**The input:**
■ ■ ■ ■ ■ ■ ■
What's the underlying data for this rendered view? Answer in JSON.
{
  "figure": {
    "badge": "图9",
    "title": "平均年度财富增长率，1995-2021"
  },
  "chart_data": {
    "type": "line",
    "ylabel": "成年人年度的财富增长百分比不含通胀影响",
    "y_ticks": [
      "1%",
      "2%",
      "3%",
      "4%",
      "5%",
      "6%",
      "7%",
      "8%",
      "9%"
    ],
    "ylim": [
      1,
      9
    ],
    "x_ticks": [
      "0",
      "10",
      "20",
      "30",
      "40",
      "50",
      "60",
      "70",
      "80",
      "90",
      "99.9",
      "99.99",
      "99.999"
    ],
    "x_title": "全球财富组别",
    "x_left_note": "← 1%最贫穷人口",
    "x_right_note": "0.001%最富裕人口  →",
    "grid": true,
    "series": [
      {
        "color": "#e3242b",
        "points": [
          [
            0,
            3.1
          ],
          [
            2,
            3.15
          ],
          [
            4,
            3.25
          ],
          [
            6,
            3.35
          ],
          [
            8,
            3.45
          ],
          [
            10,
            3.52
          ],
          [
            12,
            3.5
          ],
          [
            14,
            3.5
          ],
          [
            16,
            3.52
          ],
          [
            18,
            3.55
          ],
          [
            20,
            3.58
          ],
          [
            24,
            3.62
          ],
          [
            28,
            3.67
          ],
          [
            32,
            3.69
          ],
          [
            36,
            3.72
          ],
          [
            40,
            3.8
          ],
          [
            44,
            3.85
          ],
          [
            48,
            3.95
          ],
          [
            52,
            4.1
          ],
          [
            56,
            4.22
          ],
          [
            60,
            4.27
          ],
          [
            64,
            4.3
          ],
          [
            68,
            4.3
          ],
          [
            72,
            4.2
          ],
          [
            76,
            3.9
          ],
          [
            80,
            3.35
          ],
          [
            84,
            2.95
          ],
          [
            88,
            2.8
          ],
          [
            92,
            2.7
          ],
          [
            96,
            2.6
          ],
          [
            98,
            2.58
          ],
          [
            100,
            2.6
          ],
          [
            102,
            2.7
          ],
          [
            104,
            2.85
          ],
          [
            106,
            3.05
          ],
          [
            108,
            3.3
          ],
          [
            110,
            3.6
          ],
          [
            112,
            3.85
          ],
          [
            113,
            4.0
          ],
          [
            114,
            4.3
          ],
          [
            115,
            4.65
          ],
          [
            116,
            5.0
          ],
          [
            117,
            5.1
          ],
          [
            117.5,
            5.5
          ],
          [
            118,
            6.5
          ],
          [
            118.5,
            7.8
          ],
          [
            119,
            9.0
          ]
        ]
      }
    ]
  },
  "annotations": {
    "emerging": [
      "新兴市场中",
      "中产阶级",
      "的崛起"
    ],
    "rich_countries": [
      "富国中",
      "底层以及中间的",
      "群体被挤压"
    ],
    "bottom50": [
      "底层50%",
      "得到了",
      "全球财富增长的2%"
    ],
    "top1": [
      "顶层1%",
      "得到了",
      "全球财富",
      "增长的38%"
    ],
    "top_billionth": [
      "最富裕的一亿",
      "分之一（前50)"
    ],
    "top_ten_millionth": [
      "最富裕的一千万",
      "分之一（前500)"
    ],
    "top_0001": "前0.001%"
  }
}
■ ■ ■ ■ ■ ■ ■
**Objective:**
Please restate the whole listing word for word.

**Response to this task:**
What's the underlying data for this rendered view? Answer in JSON.
{
  "figure": {
    "badge": "图9",
    "title": "平均年度财富增长率，1995-2021"
  },
  "chart_data": {
    "type": "line",
    "ylabel": "成年人年度的财富增长百分比不含通胀影响",
    "y_ticks": [
      "1%",
      "2%",
      "3%",
      "4%",
      "5%",
      "6%",
      "7%",
      "8%",
      "9%"
    ],
    "ylim": [
      1,
      9
    ],
    "x_ticks": [
      "0",
      "10",
      "20",
      "30",
      "40",
      "50",
      "60",
      "70",
      "80",
      "90",
      "99.9",
      "99.99",
      "99.999"
    ],
    "x_title": "全球财富组别",
    "x_left_note": "← 1%最贫穷人口",
    "x_right_note": "0.001%最富裕人口  →",
    "grid": true,
    "series": [
      {
        "color": "#e3242b",
        "points": [
          [
            0,
            3.1
          ],
          [
            2,
            3.15
          ],
          [
            4,
            3.25
          ],
          [
            6,
            3.35
          ],
          [
            8,
            3.45
          ],
          [
            10,
            3.52
          ],
          [
            12,
            3.5
          ],
          [
            14,
            3.5
          ],
          [
            16,
            3.52
          ],
          [
            18,
            3.55
          ],
          [
            20,
            3.58
          ],
          [
            24,
            3.62
          ],
          [
            28,
            3.67
          ],
          [
            32,
            3.69
          ],
          [
            36,
            3.72
          ],
          [
            40,
            3.8
          ],
          [
            44,
            3.85
          ],
          [
            48,
            3.95
          ],
          [
            52,
            4.1
          ],
          [
            56,
            4.22
          ],
          [
            60,
            4.27
          ],
          [
            64,
            4.3
          ],
          [
            68,
            4.3
          ],
          [
            72,
            4.2
          ],
          [
            76,
            3.9
          ],
          [
            80,
            3.35
          ],
          [
            84,
            2.95
          ],
          [
            88,
            2.8
          ],
          [
            92,
            2.7
          ],
          [
            96,
            2.6
          ],
          [
            98,
            2.58
          ],
          [
            100,
            2.6
          ],
          [
            102,
            2.7
          ],
          [
            104,
            2.85
          ],
          [
            106,
            3.05
          ],
          [
            108,
            3.3
          ],
          [
            110,
            3.6
          ],
          [
            112,
            3.85
          ],
          [
            113,
            4.0
          ],
          [
            114,
            4.3
          ],
          [
            115,
            4.65
          ],
          [
            116,
            5.0
          ],
          [
            117,
            5.1
          ],
          [
            117.5,
            5.5
          ],
          [
            118,
            6.5
          ],
          [
            118.5,
            7.8
          ],
          [
            119,
            9.0
          ]
        ]
      }
    ]
  },
  "annotations": {
    "emerging": [
      "新兴市场中",
      "中产阶级",
      "的崛起"
    ],
    "rich_countries": [
      "富国中",
      "底层以及中间的",
      "群体被挤压"
    ],
    "bottom50": [
      "底层50%",
      "得到了",
      "全球财富增长的2%"
    ],
    "top1": [
      "顶层1%",
      "得到了",
      "全球财富",
      "增长的38%"
    ],
    "top_billionth": [
      "最富裕的一亿",
      "分之一（前50)"
    ],
    "top_ten_millionth": [
      "最富裕的一千万",
      "分之一（前500)"
    ],
    "top_0001": "前0.001%"
  }
}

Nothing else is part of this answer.